Exactly reproduce each entry, leaving out nothing.
════════════════════
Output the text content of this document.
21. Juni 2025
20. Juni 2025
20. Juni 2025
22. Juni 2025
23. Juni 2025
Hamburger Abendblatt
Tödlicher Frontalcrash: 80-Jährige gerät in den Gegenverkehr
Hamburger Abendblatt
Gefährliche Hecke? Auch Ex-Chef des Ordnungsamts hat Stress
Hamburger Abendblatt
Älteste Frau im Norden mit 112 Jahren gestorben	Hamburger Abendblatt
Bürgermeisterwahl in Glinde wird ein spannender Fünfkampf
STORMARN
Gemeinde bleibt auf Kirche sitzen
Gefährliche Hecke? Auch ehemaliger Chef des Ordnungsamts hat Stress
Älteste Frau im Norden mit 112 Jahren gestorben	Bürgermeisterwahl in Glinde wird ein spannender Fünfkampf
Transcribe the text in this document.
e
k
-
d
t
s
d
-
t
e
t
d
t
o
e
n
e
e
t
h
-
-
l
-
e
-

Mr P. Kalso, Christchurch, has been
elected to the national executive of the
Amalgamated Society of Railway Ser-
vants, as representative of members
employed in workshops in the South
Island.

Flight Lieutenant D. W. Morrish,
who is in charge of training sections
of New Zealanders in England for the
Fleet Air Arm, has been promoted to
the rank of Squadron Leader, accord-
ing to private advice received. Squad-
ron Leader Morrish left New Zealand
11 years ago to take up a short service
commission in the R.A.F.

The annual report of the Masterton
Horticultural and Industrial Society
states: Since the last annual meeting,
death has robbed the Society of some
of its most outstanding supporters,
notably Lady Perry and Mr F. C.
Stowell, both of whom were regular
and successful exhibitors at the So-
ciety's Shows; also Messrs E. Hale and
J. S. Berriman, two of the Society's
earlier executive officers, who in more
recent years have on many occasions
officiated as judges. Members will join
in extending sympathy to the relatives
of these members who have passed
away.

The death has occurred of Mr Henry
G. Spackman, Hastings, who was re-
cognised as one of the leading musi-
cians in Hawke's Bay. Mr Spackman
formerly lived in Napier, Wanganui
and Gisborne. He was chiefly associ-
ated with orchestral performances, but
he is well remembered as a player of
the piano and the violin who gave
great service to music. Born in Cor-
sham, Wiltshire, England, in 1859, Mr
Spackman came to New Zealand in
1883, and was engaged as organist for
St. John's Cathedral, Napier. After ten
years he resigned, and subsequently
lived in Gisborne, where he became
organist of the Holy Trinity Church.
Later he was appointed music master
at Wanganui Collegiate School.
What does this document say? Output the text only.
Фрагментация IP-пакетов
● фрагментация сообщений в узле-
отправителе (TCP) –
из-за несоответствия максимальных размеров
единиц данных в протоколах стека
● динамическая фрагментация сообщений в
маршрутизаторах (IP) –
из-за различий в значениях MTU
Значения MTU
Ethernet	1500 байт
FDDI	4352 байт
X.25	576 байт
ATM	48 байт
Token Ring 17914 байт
════════════════════
» ANSWER
Output the text content of this document.
21. Juni 2025
20. Juni 2025
20. Juni 2025
22. Juni 2025
23. Juni 2025
Hamburger Abendblatt
Tödlicher Frontalcrash: 80-Jährige gerät in den Gegenverkehr
Hamburger Abendblatt
Gefährliche Hecke? Auch Ex-Chef des Ordnungsamts hat Stress
Hamburger Abendblatt
Älteste Frau im Norden mit 112 Jahren gestorben	Hamburger Abendblatt
Bürgermeisterwahl in Glinde wird ein spannender Fünfkampf
STORMARN
Gemeinde bleibt auf Kirche sitzen
Gefährliche Hecke? Auch ehemaliger Chef des Ordnungsamts hat Stress
Älteste Frau im Norden mit 112 Jahren gestorben	Bürgermeisterwahl in Glinde wird ein spannender Fünfkampf
Transcribe the text in this document.
e
k
-
d
t
s
d
-
t
e
t
d
t
o
e
n
e
e
t
h
-
-
l
-
e
-

Mr P. Kalso, Christchurch, has been
elected to the national executive of the
Amalgamated Society of Railway Ser-
vants, as representative of members
employed in workshops in the South
Island.

Flight Lieutenant D. W. Morrish,
who is in charge of training sections
of New Zealanders in England for the
Fleet Air Arm, has been promoted to
the rank of Squadron Leader, accord-
ing to private advice received. Squad-
ron Leader Morrish left New Zealand
11 years ago to take up a short service
commission in the R.A.F.

The annual report of the Masterton
Horticultural and Industrial Society
states: Since the last annual meeting,
death has robbed the Society of some
of its most outstanding supporters,
notably Lady Perry and Mr F. C.
Stowell, both of whom were regular
and successful exhibitors at the So-
ciety's Shows; also Messrs E. Hale and
J. S. Berriman, two of the Society's
earlier executive officers, who in more
recent years have on many occasions
officiated as judges. Members will join
in extending sympathy to the relatives
of these members who have passed
away.

The death has occurred of Mr Henry
G. Spackman, Hastings, who was re-
cognised as one of the leading musi-
cians in Hawke's Bay. Mr Spackman
formerly lived in Napier, Wanganui
and Gisborne. He was chiefly associ-
ated with orchestral performances, but
he is well remembered as a player of
the piano and the violin who gave
great service to music. Born in Cor-
sham, Wiltshire, England, in 1859, Mr
Spackman came to New Zealand in
1883, and was engaged as organist for
St. John's Cathedral, Napier. After ten
years he resigned, and subsequently
lived in Gisborne, where he became
organist of the Holy Trinity Church.
Later he was appointed music master
at Wanganui Collegiate School.
What does this document say? Output the text only.
Фрагментация IP-пакетов
● фрагментация сообщений в узле-
отправителе (TCP) –
из-за несоответствия максимальных размеров
единиц данных в протоколах стека
● динамическая фрагментация сообщений в
маршрутизаторах (IP) –
из-за различий в значениях MTU
Значения MTU
Ethernet	1500 байт
FDDI	4352 байт
X.25	576 байт
ATM	48 байт
Token Ring 17914 байт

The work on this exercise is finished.